Task brief - Keep the pictures out and restate every record exactly.
********
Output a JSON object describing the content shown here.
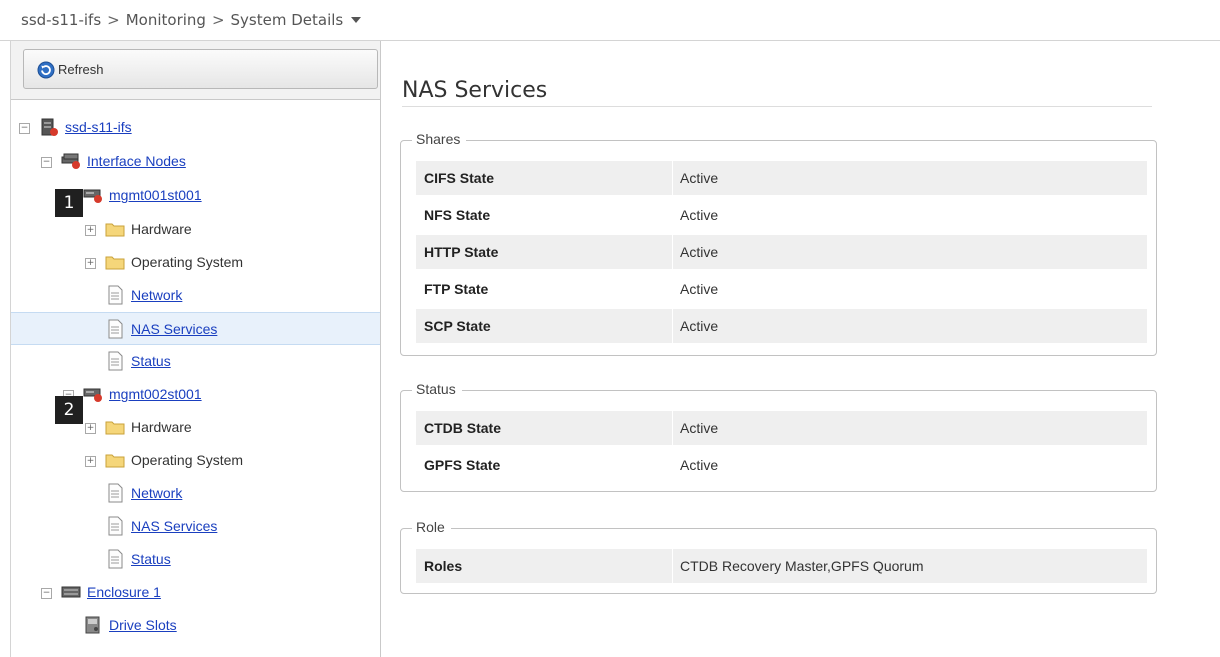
{
  "breadcrumb": [
    "ssd-s11-ifs",
    "Monitoring",
    "System Details"
  ],
  "toolbar": {
    "refresh_label": "Refresh"
  },
  "tree": [
    {
      "label": "ssd-s11-ifs",
      "link": true,
      "icon": "server-icon",
      "expander": "−"
    },
    {
      "label": "Interface Nodes",
      "link": true,
      "icon": "node-group-icon",
      "expander": "−"
    },
    {
      "label": "mgmt001st001",
      "link": true,
      "icon": "node-icon",
      "expander": "−",
      "badge": "1"
    },
    {
      "label": "Hardware",
      "link": false,
      "icon": "folder-icon",
      "expander": "+"
    },
    {
      "label": "Operating System",
      "link": false,
      "icon": "folder-icon",
      "expander": "+"
    },
    {
      "label": "Network",
      "link": true,
      "icon": "document-icon"
    },
    {
      "label": "NAS Services",
      "link": true,
      "icon": "document-icon",
      "selected": true
    },
    {
      "label": "Status",
      "link": true,
      "icon": "document-icon"
    },
    {
      "label": "mgmt002st001",
      "link": true,
      "icon": "node-icon",
      "expander": "−",
      "badge": "2"
    },
    {
      "label": "Hardware",
      "link": false,
      "icon": "folder-icon",
      "expander": "+"
    },
    {
      "label": "Operating System",
      "link": false,
      "icon": "folder-icon",
      "expander": "+"
    },
    {
      "label": "Network",
      "link": true,
      "icon": "document-icon"
    },
    {
      "label": "NAS Services",
      "link": true,
      "icon": "document-icon"
    },
    {
      "label": "Status",
      "link": true,
      "icon": "document-icon"
    },
    {
      "label": "Enclosure 1",
      "link": true,
      "icon": "enclosure-icon",
      "expander": "−"
    },
    {
      "label": "Drive Slots",
      "link": true,
      "icon": "drive-slots-icon"
    }
  ],
  "main": {
    "title": "NAS Services",
    "sections": [
      {
        "legend": "Shares",
        "rows": [
          {
            "key": "CIFS State",
            "value": "Active"
          },
          {
            "key": "NFS State",
            "value": "Active"
          },
          {
            "key": "HTTP State",
            "value": "Active"
          },
          {
            "key": "FTP State",
            "value": "Active"
          },
          {
            "key": "SCP State",
            "value": "Active"
          }
        ]
      },
      {
        "legend": "Status",
        "rows": [
          {
            "key": "CTDB State",
            "value": "Active"
          },
          {
            "key": "GPFS State",
            "value": "Active"
          }
        ]
      },
      {
        "legend": "Role",
        "rows": [
          {
            "key": "Roles",
            "value": "CTDB Recovery Master,GPFS Quorum"
          }
        ]
      }
    ]
  },
  "colors": {
    "link": "#1a3fbf",
    "selected_row": "#e8f1fb",
    "shaded_row": "#efefef"
  }
}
********
Output below -
Output a JSON object describing the content shown here.
{
  "breadcrumb": [
    "ssd-s11-ifs",
    "Monitoring",
    "System Details"
  ],
  "toolbar": {
    "refresh_label": "Refresh"
  },
  "tree": [
    {
      "label": "ssd-s11-ifs",
      "link": true,
      "icon": "server-icon",
      "expander": "−"
    },
    {
      "label": "Interface Nodes",
      "link": true,
      "icon": "node-group-icon",
      "expander": "−"
    },
    {
      "label": "mgmt001st001",
      "link": true,
      "icon": "node-icon",
      "expander": "−",
      "badge": "1"
    },
    {
      "label": "Hardware",
      "link": false,
      "icon": "folder-icon",
      "expander": "+"
    },
    {
      "label": "Operating System",
      "link": false,
      "icon": "folder-icon",
      "expander": "+"
    },
    {
      "label": "Network",
      "link": true,
      "icon": "document-icon"
    },
    {
      "label": "NAS Services",
      "link": true,
      "icon": "document-icon",
      "selected": true
    },
    {
      "label": "Status",
      "link": true,
      "icon": "document-icon"
    },
    {
      "label": "mgmt002st001",
      "link": true,
      "icon": "node-icon",
      "expander": "−",
      "badge": "2"
    },
    {
      "label": "Hardware",
      "link": false,
      "icon": "folder-icon",
      "expander": "+"
    },
    {
      "label": "Operating System",
      "link": false,
      "icon": "folder-icon",
      "expander": "+"
    },
    {
      "label": "Network",
      "link": true,
      "icon": "document-icon"
    },
    {
      "label": "NAS Services",
      "link": true,
      "icon": "document-icon"
    },
    {
      "label": "Status",
      "link": true,
      "icon": "document-icon"
    },
    {
      "label": "Enclosure 1",
      "link": true,
      "icon": "enclosure-icon",
      "expander": "−"
    },
    {
      "label": "Drive Slots",
      "link": true,
      "icon": "drive-slots-icon"
    }
  ],
  "main": {
    "title": "NAS Services",
    "sections": [
      {
        "legend": "Shares",
        "rows": [
          {
            "key": "CIFS State",
            "value": "Active"
          },
          {
            "key": "NFS State",
            "value": "Active"
          },
          {
            "key": "HTTP State",
            "value": "Active"
          },
          {
            "key": "FTP State",
            "value": "Active"
          },
          {
            "key": "SCP State",
            "value": "Active"
          }
        ]
      },
      {
        "legend": "Status",
        "rows": [
          {
            "key": "CTDB State",
            "value": "Active"
          },
          {
            "key": "GPFS State",
            "value": "Active"
          }
        ]
      },
      {
        "legend": "Role",
        "rows": [
          {
            "key": "Roles",
            "value": "CTDB Recovery Master,GPFS Quorum"
          }
        ]
      }
    ]
  },
  "colors": {
    "link": "#1a3fbf",
    "selected_row": "#e8f1fb",
    "shaded_row": "#efefef"
  }
}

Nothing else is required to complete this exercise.